Your instructions: Select all lines holding the word "title" from the entries that follow.

------ Recorded information

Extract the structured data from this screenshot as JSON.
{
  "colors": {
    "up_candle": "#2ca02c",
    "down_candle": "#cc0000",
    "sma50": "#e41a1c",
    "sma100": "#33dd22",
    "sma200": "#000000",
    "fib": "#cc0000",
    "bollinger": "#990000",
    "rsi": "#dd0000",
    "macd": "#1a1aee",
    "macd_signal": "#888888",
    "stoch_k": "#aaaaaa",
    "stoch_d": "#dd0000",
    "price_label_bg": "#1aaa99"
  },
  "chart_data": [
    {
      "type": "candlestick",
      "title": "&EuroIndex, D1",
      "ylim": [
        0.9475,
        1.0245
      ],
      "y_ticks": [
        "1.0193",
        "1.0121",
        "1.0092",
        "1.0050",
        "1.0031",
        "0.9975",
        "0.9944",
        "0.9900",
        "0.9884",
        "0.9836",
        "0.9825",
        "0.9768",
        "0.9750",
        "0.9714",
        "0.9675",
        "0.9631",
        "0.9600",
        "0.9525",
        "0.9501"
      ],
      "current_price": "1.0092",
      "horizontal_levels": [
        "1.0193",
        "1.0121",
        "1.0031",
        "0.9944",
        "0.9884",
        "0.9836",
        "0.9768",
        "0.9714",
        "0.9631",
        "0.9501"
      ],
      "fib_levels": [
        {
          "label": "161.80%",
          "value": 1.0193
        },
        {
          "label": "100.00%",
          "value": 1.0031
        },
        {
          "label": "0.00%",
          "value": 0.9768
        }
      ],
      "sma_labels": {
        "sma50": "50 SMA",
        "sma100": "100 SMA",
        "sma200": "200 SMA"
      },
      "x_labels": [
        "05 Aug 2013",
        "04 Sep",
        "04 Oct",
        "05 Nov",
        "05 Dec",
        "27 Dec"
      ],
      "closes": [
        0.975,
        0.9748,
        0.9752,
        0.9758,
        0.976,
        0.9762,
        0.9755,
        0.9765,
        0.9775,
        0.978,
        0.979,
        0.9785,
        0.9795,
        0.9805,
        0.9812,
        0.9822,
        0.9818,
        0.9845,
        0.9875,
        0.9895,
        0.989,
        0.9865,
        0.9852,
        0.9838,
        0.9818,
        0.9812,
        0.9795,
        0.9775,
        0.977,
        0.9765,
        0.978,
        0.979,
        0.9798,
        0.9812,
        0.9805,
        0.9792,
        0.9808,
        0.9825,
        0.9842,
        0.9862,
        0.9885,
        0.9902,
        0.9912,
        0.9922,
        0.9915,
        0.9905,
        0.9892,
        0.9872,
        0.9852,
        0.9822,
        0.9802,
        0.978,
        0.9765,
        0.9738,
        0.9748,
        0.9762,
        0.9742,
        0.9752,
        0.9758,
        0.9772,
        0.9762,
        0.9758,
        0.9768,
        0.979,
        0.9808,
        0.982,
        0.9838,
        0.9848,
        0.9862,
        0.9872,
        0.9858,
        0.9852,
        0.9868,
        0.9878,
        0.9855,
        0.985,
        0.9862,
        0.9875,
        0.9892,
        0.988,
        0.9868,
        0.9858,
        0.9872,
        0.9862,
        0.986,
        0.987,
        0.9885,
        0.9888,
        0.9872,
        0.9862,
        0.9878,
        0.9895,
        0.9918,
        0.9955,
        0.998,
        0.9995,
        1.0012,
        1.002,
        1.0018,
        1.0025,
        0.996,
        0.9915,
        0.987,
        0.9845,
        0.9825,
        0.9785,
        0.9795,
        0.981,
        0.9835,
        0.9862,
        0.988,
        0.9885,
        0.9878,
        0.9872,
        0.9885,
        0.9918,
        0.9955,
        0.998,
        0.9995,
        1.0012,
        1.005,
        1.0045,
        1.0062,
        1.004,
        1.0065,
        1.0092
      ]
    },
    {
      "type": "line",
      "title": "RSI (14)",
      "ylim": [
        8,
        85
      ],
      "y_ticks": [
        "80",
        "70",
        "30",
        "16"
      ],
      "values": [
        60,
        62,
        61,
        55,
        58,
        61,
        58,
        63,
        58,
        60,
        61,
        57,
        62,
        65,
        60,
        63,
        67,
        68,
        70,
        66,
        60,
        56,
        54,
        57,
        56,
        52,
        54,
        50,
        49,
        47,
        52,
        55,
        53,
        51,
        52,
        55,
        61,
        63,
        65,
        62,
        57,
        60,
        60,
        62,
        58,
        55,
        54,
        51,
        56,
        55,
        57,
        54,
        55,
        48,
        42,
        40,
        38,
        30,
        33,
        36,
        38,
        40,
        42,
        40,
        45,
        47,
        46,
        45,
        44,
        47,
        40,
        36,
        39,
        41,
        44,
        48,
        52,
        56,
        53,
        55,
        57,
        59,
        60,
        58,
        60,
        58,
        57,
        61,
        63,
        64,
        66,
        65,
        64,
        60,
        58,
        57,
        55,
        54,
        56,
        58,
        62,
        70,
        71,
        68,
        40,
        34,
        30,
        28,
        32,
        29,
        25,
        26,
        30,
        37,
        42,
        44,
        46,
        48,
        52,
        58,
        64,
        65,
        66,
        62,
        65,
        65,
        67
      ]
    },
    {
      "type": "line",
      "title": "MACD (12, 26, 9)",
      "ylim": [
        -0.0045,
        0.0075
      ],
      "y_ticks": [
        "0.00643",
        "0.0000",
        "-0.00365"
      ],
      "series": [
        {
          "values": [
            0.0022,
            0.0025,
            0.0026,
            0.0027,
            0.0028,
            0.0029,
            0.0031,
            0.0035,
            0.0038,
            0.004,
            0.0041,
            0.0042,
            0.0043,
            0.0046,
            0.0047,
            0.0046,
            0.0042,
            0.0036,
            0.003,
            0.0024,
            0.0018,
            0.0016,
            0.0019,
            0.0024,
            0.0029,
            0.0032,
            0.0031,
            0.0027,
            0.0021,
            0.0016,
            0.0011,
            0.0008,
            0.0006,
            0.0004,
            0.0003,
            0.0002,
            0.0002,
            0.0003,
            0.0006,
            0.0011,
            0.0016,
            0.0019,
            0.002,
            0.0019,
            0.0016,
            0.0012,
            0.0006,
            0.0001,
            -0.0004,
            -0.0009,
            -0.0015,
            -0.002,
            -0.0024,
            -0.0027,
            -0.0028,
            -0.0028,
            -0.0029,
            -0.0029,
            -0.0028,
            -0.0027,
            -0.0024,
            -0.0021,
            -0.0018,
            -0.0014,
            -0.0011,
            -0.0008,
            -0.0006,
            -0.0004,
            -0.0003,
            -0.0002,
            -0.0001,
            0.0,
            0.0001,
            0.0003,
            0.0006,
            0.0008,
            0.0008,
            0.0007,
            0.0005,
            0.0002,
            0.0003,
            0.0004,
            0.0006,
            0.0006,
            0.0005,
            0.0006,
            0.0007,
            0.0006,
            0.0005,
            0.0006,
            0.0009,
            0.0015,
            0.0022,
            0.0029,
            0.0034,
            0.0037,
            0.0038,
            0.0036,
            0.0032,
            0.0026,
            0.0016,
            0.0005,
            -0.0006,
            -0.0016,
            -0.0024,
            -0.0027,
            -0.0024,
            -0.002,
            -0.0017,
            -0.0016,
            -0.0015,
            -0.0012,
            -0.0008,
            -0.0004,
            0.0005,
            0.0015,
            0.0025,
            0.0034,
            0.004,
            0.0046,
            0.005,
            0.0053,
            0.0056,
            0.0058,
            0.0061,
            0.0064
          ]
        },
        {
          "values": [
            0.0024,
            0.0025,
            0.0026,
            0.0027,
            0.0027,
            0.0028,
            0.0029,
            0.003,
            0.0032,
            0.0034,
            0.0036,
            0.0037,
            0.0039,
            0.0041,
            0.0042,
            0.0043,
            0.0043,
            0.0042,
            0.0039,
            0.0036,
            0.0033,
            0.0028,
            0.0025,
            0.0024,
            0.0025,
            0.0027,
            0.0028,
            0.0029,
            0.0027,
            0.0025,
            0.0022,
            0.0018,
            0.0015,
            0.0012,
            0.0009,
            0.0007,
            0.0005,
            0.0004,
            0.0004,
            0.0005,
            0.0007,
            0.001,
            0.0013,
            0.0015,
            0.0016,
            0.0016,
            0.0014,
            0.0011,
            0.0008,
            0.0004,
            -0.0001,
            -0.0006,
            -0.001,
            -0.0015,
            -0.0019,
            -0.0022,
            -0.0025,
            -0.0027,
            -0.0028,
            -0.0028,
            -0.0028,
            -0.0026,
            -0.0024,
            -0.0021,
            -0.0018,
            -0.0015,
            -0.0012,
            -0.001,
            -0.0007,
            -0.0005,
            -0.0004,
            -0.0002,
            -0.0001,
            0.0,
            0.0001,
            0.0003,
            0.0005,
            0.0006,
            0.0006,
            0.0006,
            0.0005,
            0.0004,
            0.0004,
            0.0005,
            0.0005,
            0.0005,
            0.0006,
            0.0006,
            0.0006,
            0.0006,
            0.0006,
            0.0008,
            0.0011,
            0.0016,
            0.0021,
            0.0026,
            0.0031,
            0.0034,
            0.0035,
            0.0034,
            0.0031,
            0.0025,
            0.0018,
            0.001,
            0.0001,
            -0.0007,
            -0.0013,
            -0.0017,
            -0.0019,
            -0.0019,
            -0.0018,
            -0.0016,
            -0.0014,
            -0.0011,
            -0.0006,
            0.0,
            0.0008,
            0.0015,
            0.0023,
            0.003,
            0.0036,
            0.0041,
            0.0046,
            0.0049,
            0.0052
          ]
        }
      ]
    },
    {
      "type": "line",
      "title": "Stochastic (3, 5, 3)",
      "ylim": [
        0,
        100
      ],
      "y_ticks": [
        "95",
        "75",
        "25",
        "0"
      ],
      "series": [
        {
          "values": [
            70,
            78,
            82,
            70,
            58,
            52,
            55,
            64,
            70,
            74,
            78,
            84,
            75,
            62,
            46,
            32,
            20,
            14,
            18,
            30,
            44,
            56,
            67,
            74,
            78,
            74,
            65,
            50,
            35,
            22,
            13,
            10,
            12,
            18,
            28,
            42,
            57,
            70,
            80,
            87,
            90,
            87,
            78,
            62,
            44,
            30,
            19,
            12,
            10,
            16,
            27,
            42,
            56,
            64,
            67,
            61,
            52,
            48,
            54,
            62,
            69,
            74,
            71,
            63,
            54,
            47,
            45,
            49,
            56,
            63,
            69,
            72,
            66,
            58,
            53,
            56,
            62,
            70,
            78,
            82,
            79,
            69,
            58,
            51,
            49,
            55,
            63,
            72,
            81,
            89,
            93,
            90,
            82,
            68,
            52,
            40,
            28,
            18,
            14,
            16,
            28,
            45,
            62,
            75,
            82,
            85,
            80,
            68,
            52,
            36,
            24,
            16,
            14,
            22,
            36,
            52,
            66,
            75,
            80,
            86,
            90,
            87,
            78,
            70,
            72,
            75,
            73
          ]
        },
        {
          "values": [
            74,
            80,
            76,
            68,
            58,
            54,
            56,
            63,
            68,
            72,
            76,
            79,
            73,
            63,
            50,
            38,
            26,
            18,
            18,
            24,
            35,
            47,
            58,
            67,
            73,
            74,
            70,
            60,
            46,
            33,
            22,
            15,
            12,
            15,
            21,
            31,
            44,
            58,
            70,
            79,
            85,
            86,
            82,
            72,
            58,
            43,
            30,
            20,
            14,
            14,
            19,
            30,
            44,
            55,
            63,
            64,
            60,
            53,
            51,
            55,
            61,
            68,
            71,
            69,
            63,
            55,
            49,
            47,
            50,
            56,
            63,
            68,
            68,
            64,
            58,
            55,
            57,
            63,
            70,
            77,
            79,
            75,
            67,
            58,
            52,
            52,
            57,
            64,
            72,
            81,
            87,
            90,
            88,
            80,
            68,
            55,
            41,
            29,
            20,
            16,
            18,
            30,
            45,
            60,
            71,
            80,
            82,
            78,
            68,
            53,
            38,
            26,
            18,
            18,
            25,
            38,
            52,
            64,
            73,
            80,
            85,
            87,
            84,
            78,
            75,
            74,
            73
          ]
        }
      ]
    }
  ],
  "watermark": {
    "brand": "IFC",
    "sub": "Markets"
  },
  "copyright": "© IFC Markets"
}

------------

Solution for this exercise:
      "title": "&EuroIndex, D1",
      "title": "RSI (14)",
      "title": "MACD (12, 26, 9)",
      "title": "Stochastic (3, 5, 3)",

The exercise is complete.